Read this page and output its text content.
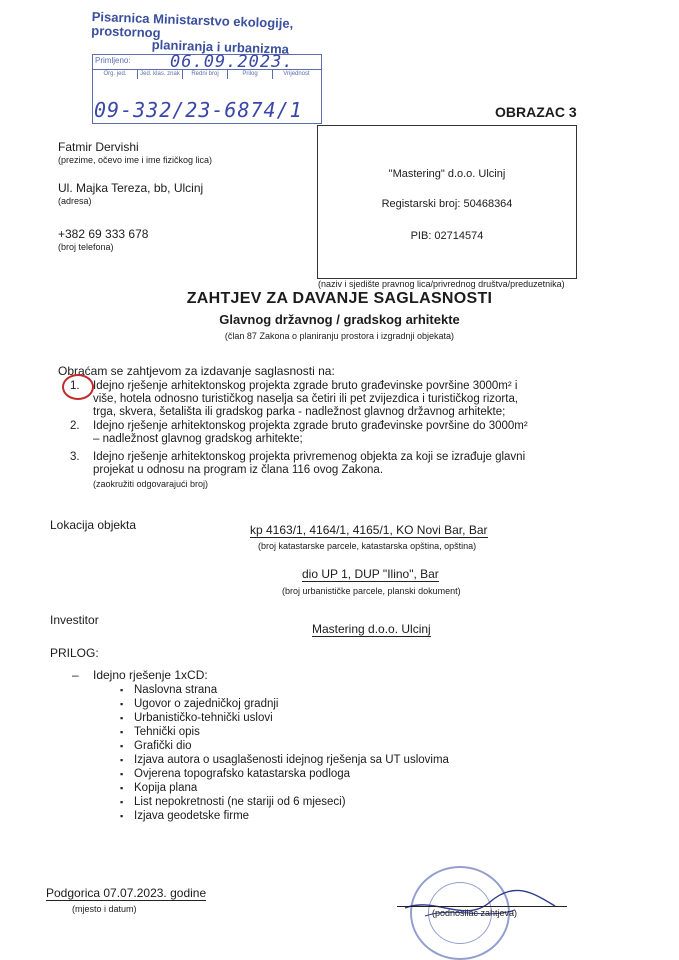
Pisarnica Ministarstvo ekologije, prostornog
planiranja i urbanizma
Primljeno:
Org. jed.	Jed. klas. znak	Redni broj	Prilog	Vrijednost
06.09.2023.
09-332/23-6874/1	OBRAZAC 3
Fatmir Dervishi
(prezime, očevo ime i ime fizičkog lica)
Ul. Majka Tereza, bb, Ulcinj
(adresa)
+382 69 333 678
(broj telefona)
"Mastering" d.o.o. Ulcinj
Registarski broj: 50468364
PIB: 02714574
(naziv i sjedište pravnog lica/privrednog društva/preduzetnika)
ZAHTJEV ZA DAVANJE SAGLASNOSTI
Glavnog državnog / gradskog arhitekte
(član 87 Zakona o planiranju prostora i izgradnji objekata)
Obraćam se zahtjevom za izdavanje saglasnosti na:
1. Idejno rješenje arhitektonskog projekta zgrade bruto građevinske površine 3000m² i
više, hotela odnosno turističkog naselja sa četiri ili pet zvijezdica i turističkog rizorta,
trga, skvera, šetališta ili gradskog parka - nadležnost glavnog državnog arhitekte;
2. Idejno rješenje arhitektonskog projekta zgrade bruto građevinske površine do 3000m²
– nadležnost glavnog gradskog arhitekte;
3. Idejno rješenje arhitektonskog projekta privremenog objekta za koji se izrađuje glavni
projekat u odnosu na program iz člana 116 ovog Zakona.
(zaokružiti odgovarajući broj)
Lokacija objekta	kp 4163/1, 4164/1, 4165/1, KO Novi Bar, Bar
(broj katastarske parcele, katastarska opština, opština)
dio UP 1, DUP "Ilino", Bar
(broj urbanističke parcele, planski dokument)
Investitor
Mastering d.o.o. Ulcinj
PRILOG:
– Idejno rješenje 1xCD:
▪ Naslovna strana
▪ Ugovor o zajedničkoj gradnji
▪ Urbanističko-tehnički uslovi
▪ Tehnički opis
▪ Grafički dio
▪ Izjava autora o usaglašenosti idejnog rješenja sa UT uslovima
▪ Ovjerena topografsko katastarska podloga
▪ Kopija plana
▪ List nepokretnosti (ne stariji od 6 mjeseci)
▪ Izjava geodetske firme
Podgorica 07.07.2023. godine
(mjesto i datum)	(podnosilac zahtjeva)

□ □ □ □ □ □ □

Find each line with the string "nadležnost" and copy it out.

trga, skvera, šetališta ili gradskog parka - nadležnost glavnog državnog arhitekte;
– nadležnost glavnog gradskog arhitekte;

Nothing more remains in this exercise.